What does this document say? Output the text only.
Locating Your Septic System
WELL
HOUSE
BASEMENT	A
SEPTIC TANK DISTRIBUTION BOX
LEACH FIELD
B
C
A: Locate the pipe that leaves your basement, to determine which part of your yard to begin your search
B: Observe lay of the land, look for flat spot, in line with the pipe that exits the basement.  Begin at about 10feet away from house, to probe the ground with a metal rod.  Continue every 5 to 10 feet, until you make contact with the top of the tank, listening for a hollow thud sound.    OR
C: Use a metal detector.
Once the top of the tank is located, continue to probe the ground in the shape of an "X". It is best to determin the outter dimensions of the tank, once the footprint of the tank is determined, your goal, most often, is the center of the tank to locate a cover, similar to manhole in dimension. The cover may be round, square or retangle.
————————
To do: Show all lines from the records above where the word "that" occurs.

Solution:
A: Locate the pipe that leaves your basement, to determine which part of your yard to begin your search
B: Observe lay of the land, look for flat spot, in line with the pipe that exits the basement.  Begin at about 10feet away from house, to probe the ground with a metal rod.  Continue every 5 to 10 feet, until you make contact with the top of the tank, listening for a hollow thud sound.    OR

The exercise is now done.